▶ [WHAT THIS TASK INVOLVES]:
Report every line in the listing that contains the string "screenshot".

▶ [ROWS]:
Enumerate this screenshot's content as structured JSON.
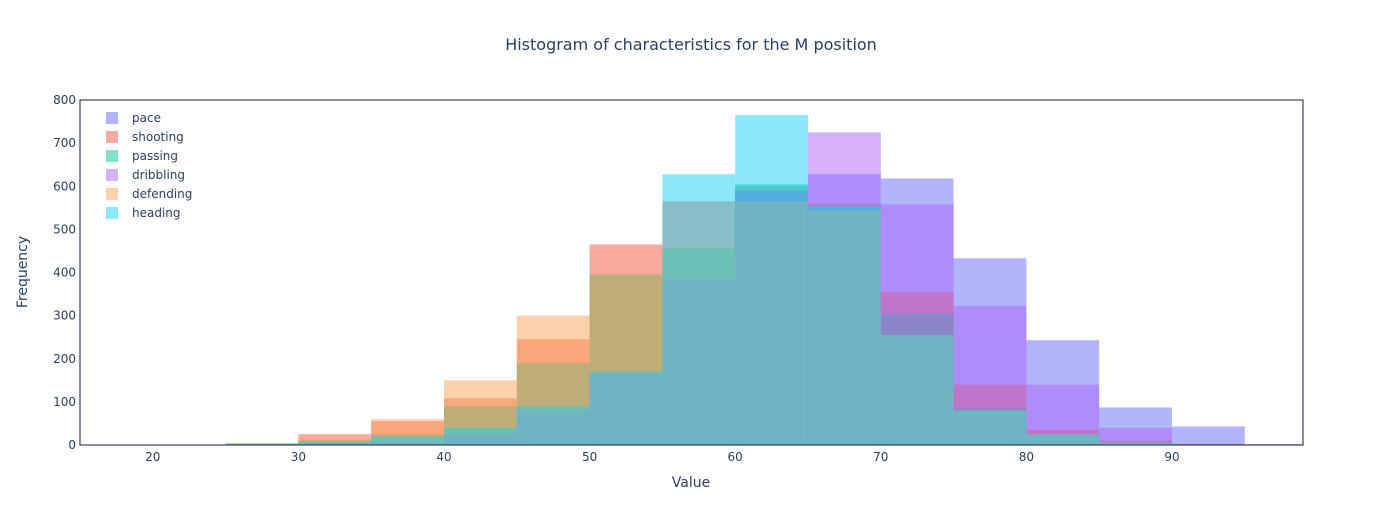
{
  "chart_data": {
    "type": "bar",
    "title": "Histogram of characteristics for the M position",
    "xlabel": "Value",
    "ylabel": "Frequency",
    "xlim": [
      15,
      99
    ],
    "ylim": [
      0,
      800
    ],
    "x_ticks": [
      20,
      30,
      40,
      50,
      60,
      70,
      80,
      90
    ],
    "y_ticks": [
      0,
      100,
      200,
      300,
      400,
      500,
      600,
      700,
      800
    ],
    "bin_starts": [
      25,
      30,
      35,
      40,
      45,
      50,
      55,
      60,
      65,
      70,
      75,
      80,
      85,
      90,
      95
    ],
    "bin_width": 5,
    "legend_position": "top-left",
    "series": [
      {
        "name": "pace",
        "color": "#636efa",
        "values": [
          0,
          0,
          5,
          25,
          80,
          165,
          385,
          590,
          628,
          618,
          433,
          243,
          87,
          43,
          2
        ]
      },
      {
        "name": "shooting",
        "color": "#ef553b",
        "values": [
          2,
          25,
          55,
          108,
          245,
          465,
          565,
          600,
          560,
          355,
          140,
          35,
          10,
          0,
          0
        ]
      },
      {
        "name": "passing",
        "color": "#00cc96",
        "values": [
          3,
          10,
          25,
          90,
          190,
          395,
          455,
          605,
          555,
          305,
          85,
          25,
          5,
          0,
          0
        ]
      },
      {
        "name": "dribbling",
        "color": "#ab63fa",
        "values": [
          1,
          3,
          8,
          25,
          80,
          165,
          385,
          590,
          725,
          558,
          323,
          140,
          40,
          3,
          0
        ]
      },
      {
        "name": "defending",
        "color": "#ffa15a",
        "values": [
          5,
          15,
          60,
          150,
          300,
          395,
          460,
          565,
          545,
          255,
          80,
          25,
          5,
          0,
          0
        ]
      },
      {
        "name": "heading",
        "color": "#19d3f3",
        "values": [
          3,
          8,
          20,
          40,
          90,
          170,
          628,
          765,
          555,
          255,
          80,
          25,
          5,
          0,
          0
        ]
      }
    ]
  }
}
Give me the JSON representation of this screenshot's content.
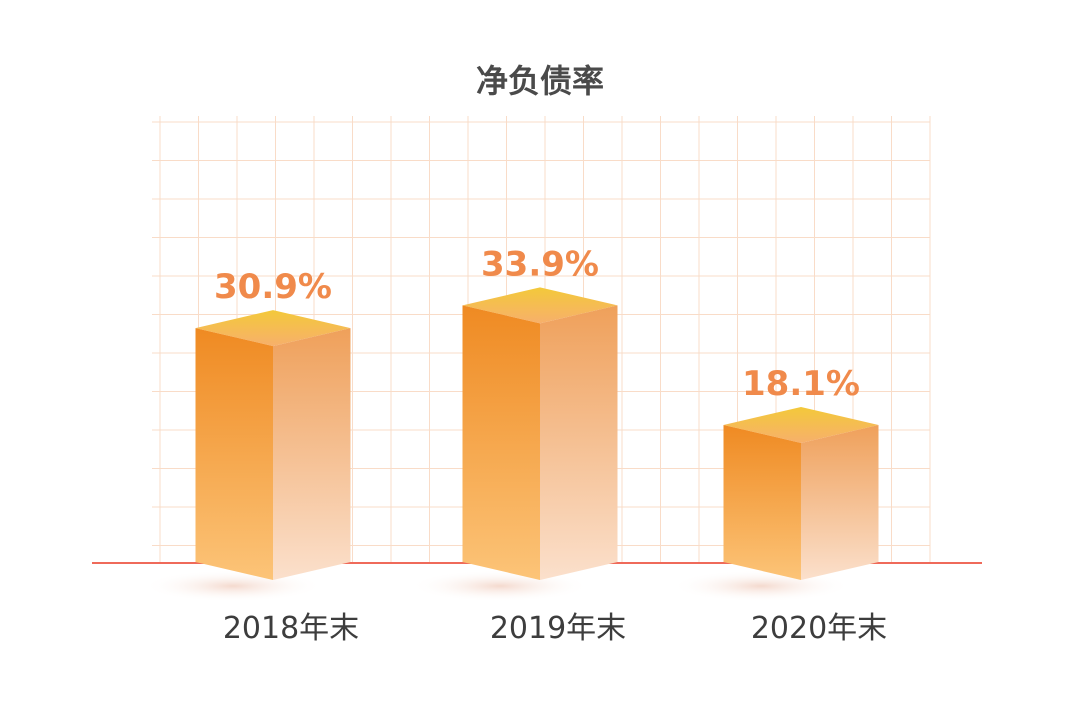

▶ [WRITTEN SOLUTION]:
Enumerate this screenshot's content as structured JSON.
Give me the JSON representation of this screenshot's content.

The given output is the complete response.